Work instructions: Look through the lines below and state how many hold the word "color". Write only the number.

Data for this exercise:
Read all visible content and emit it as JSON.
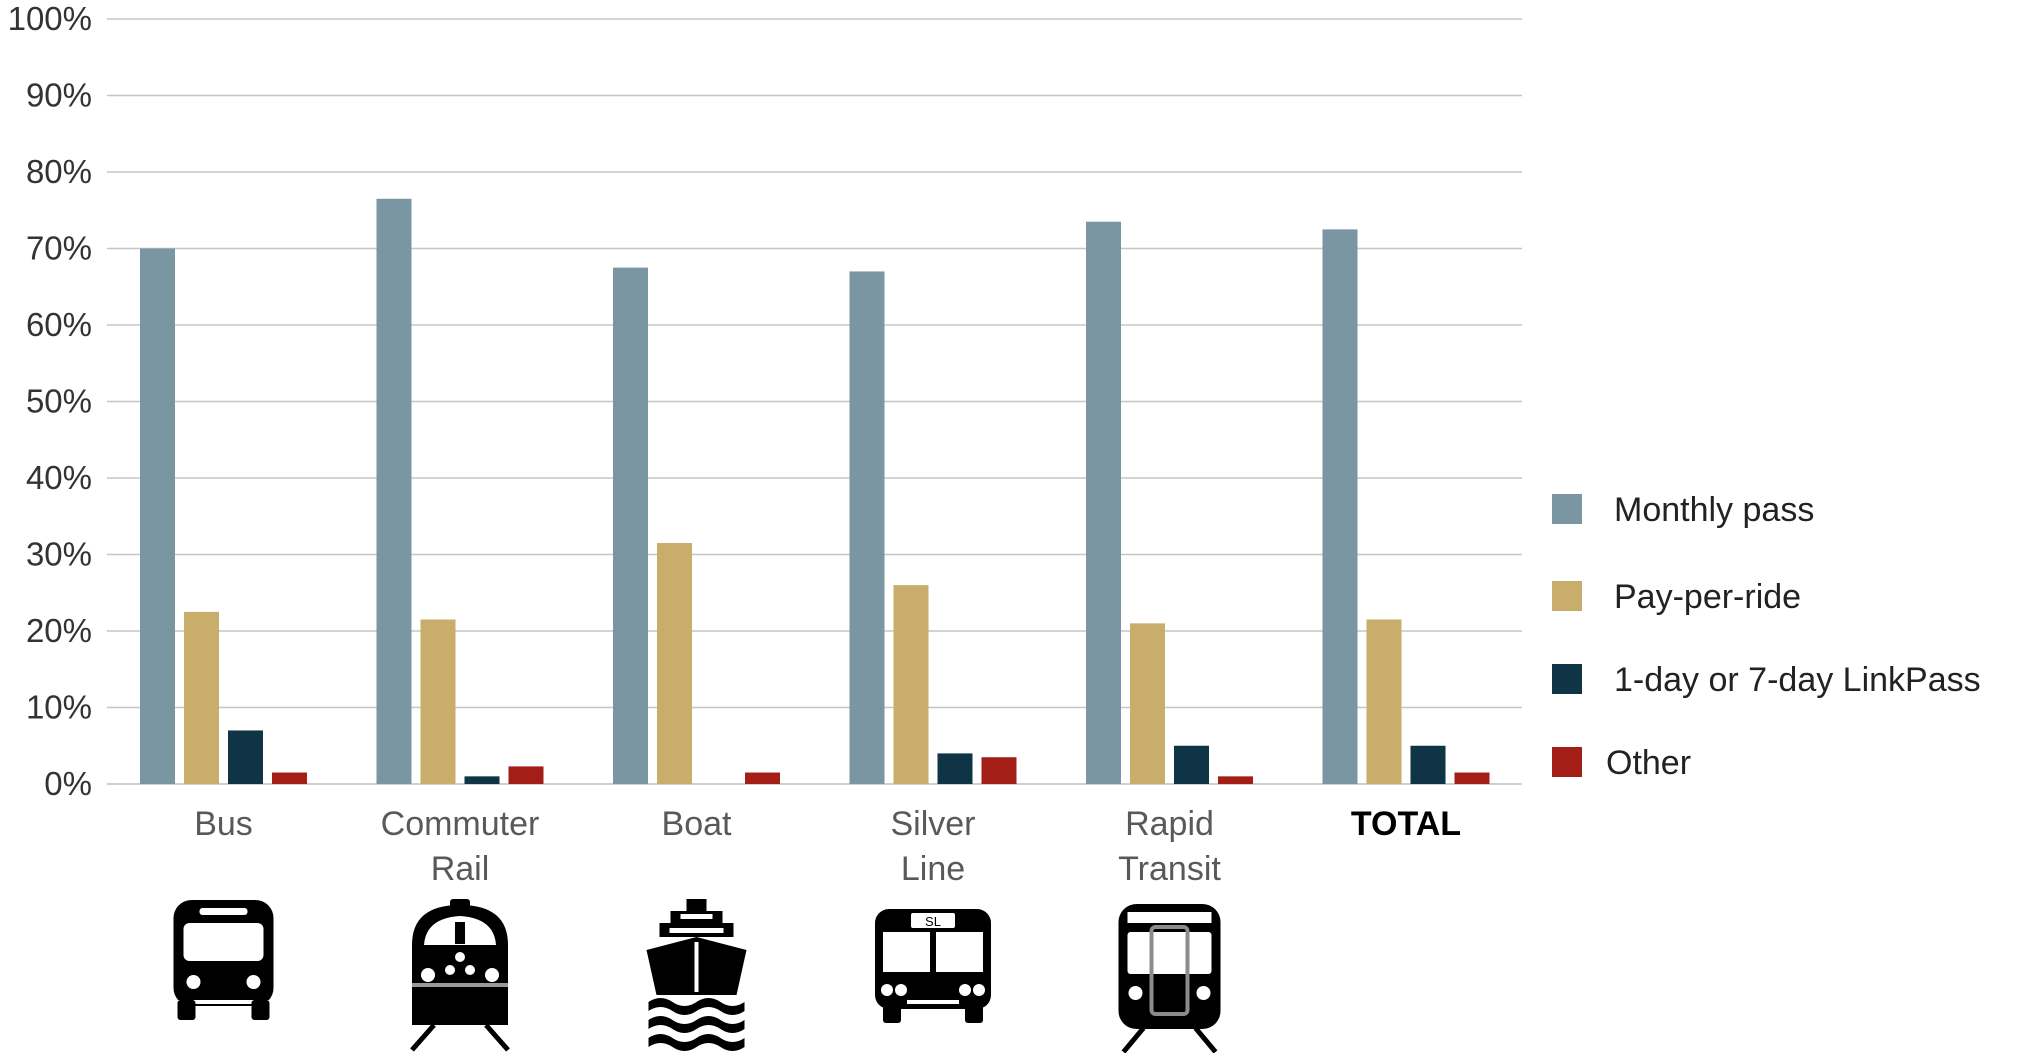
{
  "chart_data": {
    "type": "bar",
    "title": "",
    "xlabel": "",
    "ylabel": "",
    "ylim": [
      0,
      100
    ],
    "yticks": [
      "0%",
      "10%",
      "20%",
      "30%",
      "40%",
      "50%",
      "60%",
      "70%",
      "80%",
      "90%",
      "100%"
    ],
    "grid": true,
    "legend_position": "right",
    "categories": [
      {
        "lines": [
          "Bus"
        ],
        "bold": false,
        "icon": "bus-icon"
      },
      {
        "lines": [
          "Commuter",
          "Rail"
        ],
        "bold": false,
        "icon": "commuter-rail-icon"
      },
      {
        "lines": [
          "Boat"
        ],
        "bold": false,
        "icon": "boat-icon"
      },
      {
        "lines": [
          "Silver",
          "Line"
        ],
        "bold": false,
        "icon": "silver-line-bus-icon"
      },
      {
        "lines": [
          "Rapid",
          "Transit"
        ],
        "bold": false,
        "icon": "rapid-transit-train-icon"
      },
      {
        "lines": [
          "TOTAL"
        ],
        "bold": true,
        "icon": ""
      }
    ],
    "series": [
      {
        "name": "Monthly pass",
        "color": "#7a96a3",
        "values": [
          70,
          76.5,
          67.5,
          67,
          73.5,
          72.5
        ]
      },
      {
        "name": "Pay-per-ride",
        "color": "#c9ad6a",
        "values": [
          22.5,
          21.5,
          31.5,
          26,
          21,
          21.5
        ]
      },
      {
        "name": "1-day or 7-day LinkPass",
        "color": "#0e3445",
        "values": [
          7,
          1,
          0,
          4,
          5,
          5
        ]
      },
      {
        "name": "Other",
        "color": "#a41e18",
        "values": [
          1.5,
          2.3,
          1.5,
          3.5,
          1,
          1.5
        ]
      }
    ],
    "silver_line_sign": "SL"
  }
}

Result: 4